**Input**:
************
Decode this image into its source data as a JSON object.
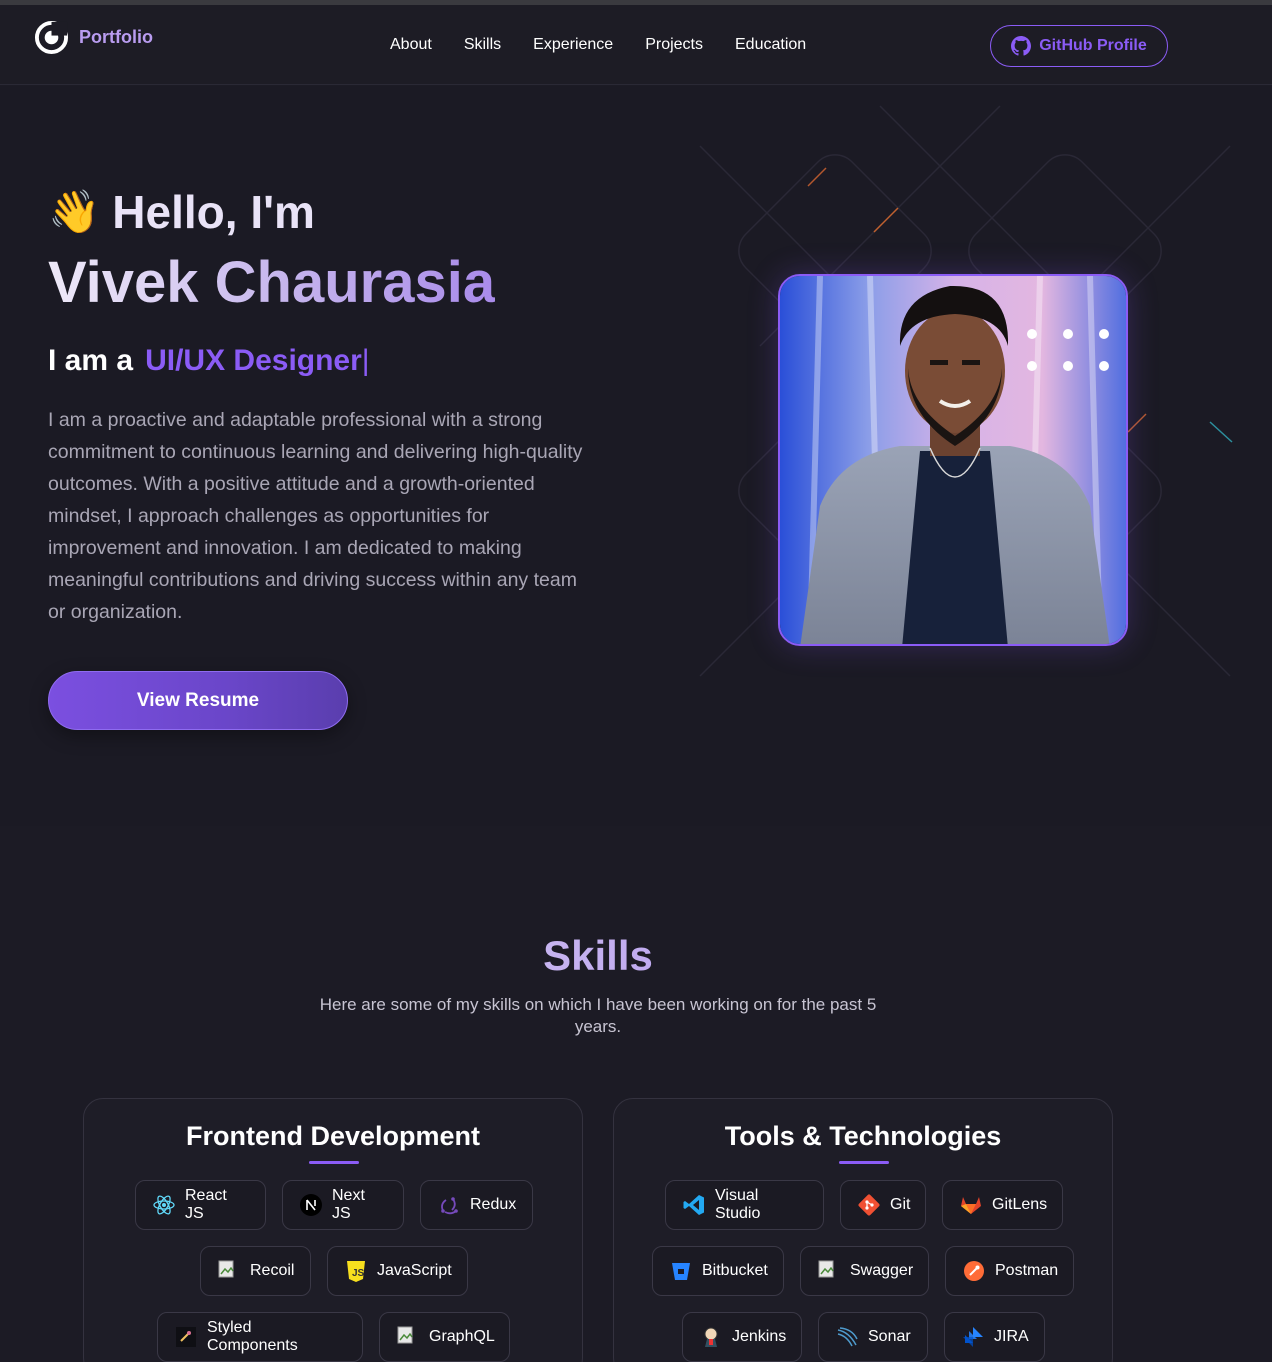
{
  "nav": {
    "logo_text": "Portfolio",
    "links": [
      "About",
      "Skills",
      "Experience",
      "Projects",
      "Education"
    ],
    "github_label": "GitHub Profile"
  },
  "hero": {
    "wave_emoji": "👋",
    "greeting": "Hello, I'm",
    "name": "Vivek Chaurasia",
    "role_prefix": "I am a",
    "role": "UI/UX Designer",
    "cursor": "|",
    "bio": "I am a proactive and adaptable professional with a strong commitment to continuous learning and delivering high-quality outcomes. With a positive attitude and a growth-oriented mindset, I approach challenges as opportunities for improvement and innovation. I am dedicated to making meaningful contributions and driving success within any team or organization.",
    "resume_label": "View Resume"
  },
  "skills": {
    "title": "Skills",
    "subtitle": "Here are some of my skills on which I have been working on for the past 5 years.",
    "frontend": {
      "title": "Frontend Development",
      "items": [
        "React JS",
        "Next JS",
        "Redux",
        "Recoil",
        "JavaScript",
        "Styled Components",
        "GraphQL"
      ]
    },
    "tools": {
      "title": "Tools & Technologies",
      "items": [
        "Visual Studio",
        "Git",
        "GitLens",
        "Bitbucket",
        "Swagger",
        "Postman",
        "Jenkins",
        "Sonar",
        "JIRA"
      ]
    }
  },
  "colors": {
    "accent": "#8b5cf6",
    "background": "#1c1b25",
    "text_muted": "#a9a6b5"
  }
}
************
**Do this**: Transcribe all the data word for word; the images stay out.

**Completed exercise**:
Decode this image into its source data as a JSON object.
{
  "nav": {
    "logo_text": "Portfolio",
    "links": [
      "About",
      "Skills",
      "Experience",
      "Projects",
      "Education"
    ],
    "github_label": "GitHub Profile"
  },
  "hero": {
    "wave_emoji": "👋",
    "greeting": "Hello, I'm",
    "name": "Vivek Chaurasia",
    "role_prefix": "I am a",
    "role": "UI/UX Designer",
    "cursor": "|",
    "bio": "I am a proactive and adaptable professional with a strong commitment to continuous learning and delivering high-quality outcomes. With a positive attitude and a growth-oriented mindset, I approach challenges as opportunities for improvement and innovation. I am dedicated to making meaningful contributions and driving success within any team or organization.",
    "resume_label": "View Resume"
  },
  "skills": {
    "title": "Skills",
    "subtitle": "Here are some of my skills on which I have been working on for the past 5 years.",
    "frontend": {
      "title": "Frontend Development",
      "items": [
        "React JS",
        "Next JS",
        "Redux",
        "Recoil",
        "JavaScript",
        "Styled Components",
        "GraphQL"
      ]
    },
    "tools": {
      "title": "Tools & Technologies",
      "items": [
        "Visual Studio",
        "Git",
        "GitLens",
        "Bitbucket",
        "Swagger",
        "Postman",
        "Jenkins",
        "Sonar",
        "JIRA"
      ]
    }
  },
  "colors": {
    "accent": "#8b5cf6",
    "background": "#1c1b25",
    "text_muted": "#a9a6b5"
  }
}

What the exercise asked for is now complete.